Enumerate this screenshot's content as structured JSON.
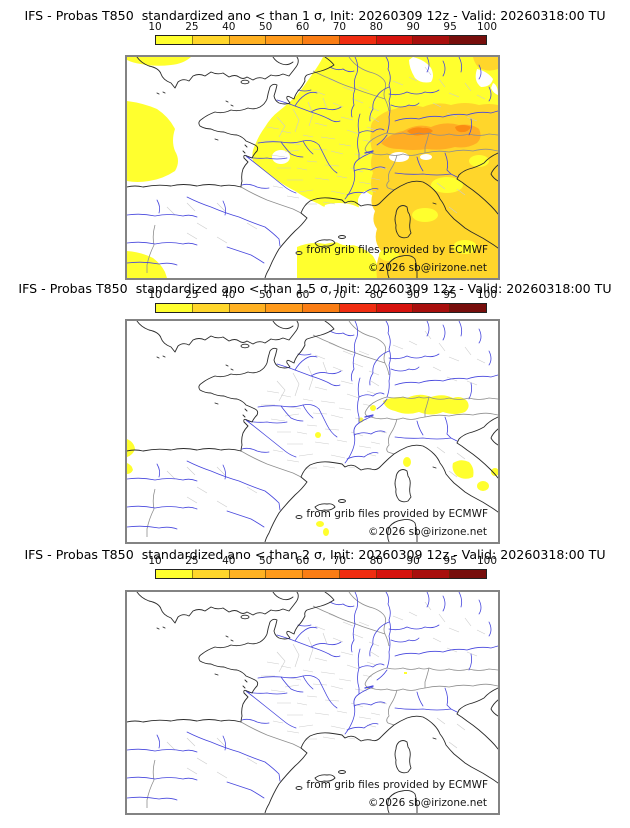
{
  "panels": [
    {
      "title": "IFS - Probas T850  standardized ano < than 1 σ, Init: 20260309 12z - Valid: 20260318:00 TU",
      "credit1": "from grib files provided by ECMWF",
      "credit2": "©2026 sb@irizone.net"
    },
    {
      "title": "IFS - Probas T850  standardized ano < than 1.5 σ, Init: 20260309 12z - Valid: 20260318:00 TU",
      "credit1": "from grib files provided by ECMWF",
      "credit2": "©2026 sb@irizone.net"
    },
    {
      "title": "IFS - Probas T850  standardized ano < than 2 σ, Init: 20260309 12z - Valid: 20260318:00 TU",
      "credit1": "from grib files provided by ECMWF",
      "credit2": "©2026 sb@irizone.net"
    }
  ],
  "colorbar": {
    "ticks": [
      "10",
      "25",
      "40",
      "50",
      "60",
      "70",
      "80",
      "90",
      "95",
      "100"
    ],
    "colors": [
      "#ffff2e",
      "#ffd62b",
      "#ffb122",
      "#ff9a1b",
      "#fa7d14",
      "#f02d11",
      "#d6130e",
      "#a80f0d",
      "#770e0c"
    ]
  },
  "map_colors": {
    "prob_10_25": "#ffff2e",
    "prob_25_40": "#ffd62b",
    "prob_40_50": "#ffad24",
    "prob_50_60": "#fb8b12",
    "rivers": "#4646dd",
    "coastline": "#2b2b2b",
    "country_borders": "#8f8f8f",
    "region_borders": "#cccccc",
    "frame": "#838383"
  }
}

______

## SET PROBLEM
Return every line of the records exactly as given, pictures excluded.

## FULL ANSWER
Enumerate this screenshot's content as structured JSON.
{
  "panels": [
    {
      "title": "IFS - Probas T850  standardized ano < than 1 σ, Init: 20260309 12z - Valid: 20260318:00 TU",
      "credit1": "from grib files provided by ECMWF",
      "credit2": "©2026 sb@irizone.net"
    },
    {
      "title": "IFS - Probas T850  standardized ano < than 1.5 σ, Init: 20260309 12z - Valid: 20260318:00 TU",
      "credit1": "from grib files provided by ECMWF",
      "credit2": "©2026 sb@irizone.net"
    },
    {
      "title": "IFS - Probas T850  standardized ano < than 2 σ, Init: 20260309 12z - Valid: 20260318:00 TU",
      "credit1": "from grib files provided by ECMWF",
      "credit2": "©2026 sb@irizone.net"
    }
  ],
  "colorbar": {
    "ticks": [
      "10",
      "25",
      "40",
      "50",
      "60",
      "70",
      "80",
      "90",
      "95",
      "100"
    ],
    "colors": [
      "#ffff2e",
      "#ffd62b",
      "#ffb122",
      "#ff9a1b",
      "#fa7d14",
      "#f02d11",
      "#d6130e",
      "#a80f0d",
      "#770e0c"
    ]
  },
  "map_colors": {
    "prob_10_25": "#ffff2e",
    "prob_25_40": "#ffd62b",
    "prob_40_50": "#ffad24",
    "prob_50_60": "#fb8b12",
    "rivers": "#4646dd",
    "coastline": "#2b2b2b",
    "country_borders": "#8f8f8f",
    "region_borders": "#cccccc",
    "frame": "#838383"
  }
}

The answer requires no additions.